### To do
In the entries that follow, how many lines contain the word "diagonal"? Answer with the number only.

### Exercise material

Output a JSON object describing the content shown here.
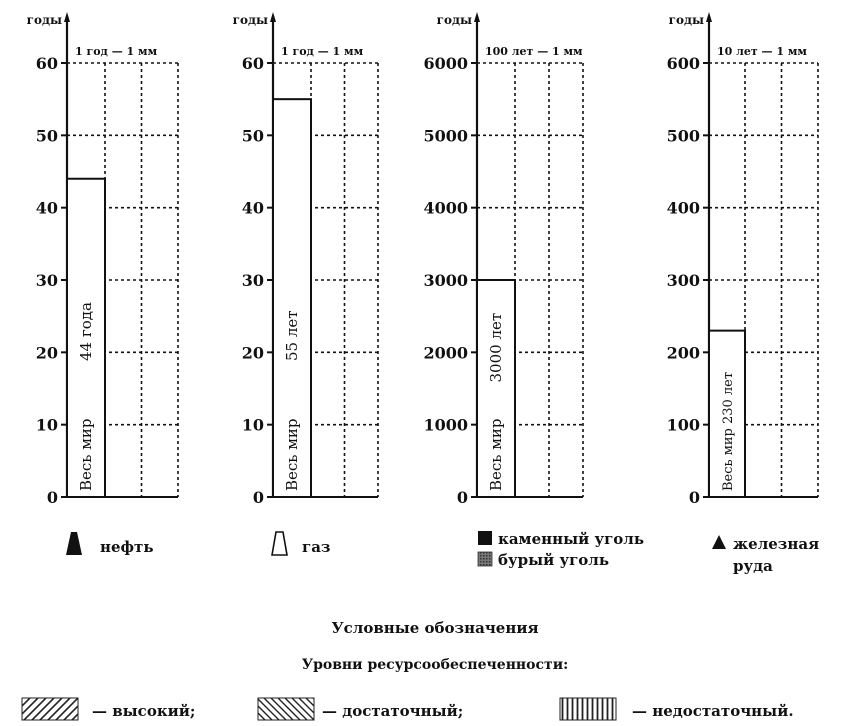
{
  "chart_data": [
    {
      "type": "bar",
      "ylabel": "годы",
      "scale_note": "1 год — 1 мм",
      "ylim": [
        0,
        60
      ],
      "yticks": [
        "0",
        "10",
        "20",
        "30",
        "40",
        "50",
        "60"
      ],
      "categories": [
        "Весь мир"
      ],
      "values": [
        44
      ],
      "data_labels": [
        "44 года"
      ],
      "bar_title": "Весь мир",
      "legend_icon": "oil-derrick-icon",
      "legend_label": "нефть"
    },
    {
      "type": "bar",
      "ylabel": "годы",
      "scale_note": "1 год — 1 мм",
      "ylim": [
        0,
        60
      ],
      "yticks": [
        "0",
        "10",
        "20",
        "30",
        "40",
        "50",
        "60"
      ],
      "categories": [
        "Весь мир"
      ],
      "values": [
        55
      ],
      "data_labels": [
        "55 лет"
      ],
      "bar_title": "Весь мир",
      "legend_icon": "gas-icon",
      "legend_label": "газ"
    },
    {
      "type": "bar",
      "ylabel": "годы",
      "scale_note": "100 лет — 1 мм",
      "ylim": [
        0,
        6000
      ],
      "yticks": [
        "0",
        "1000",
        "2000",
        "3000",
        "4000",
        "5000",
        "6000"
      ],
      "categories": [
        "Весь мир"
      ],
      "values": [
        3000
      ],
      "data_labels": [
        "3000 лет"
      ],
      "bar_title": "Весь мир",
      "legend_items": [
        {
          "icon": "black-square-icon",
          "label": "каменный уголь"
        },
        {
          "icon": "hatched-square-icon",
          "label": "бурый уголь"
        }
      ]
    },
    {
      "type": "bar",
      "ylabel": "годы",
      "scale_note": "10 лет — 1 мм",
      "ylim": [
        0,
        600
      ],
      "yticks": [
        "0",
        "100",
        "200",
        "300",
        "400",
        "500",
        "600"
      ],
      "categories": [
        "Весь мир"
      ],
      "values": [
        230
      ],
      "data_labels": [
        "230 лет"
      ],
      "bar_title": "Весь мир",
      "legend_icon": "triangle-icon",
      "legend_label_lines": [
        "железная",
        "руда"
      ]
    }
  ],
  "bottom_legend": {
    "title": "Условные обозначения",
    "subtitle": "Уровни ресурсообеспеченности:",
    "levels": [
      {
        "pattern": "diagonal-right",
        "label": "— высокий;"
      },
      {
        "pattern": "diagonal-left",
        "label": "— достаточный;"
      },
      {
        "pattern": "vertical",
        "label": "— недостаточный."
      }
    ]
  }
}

### Worked answer
2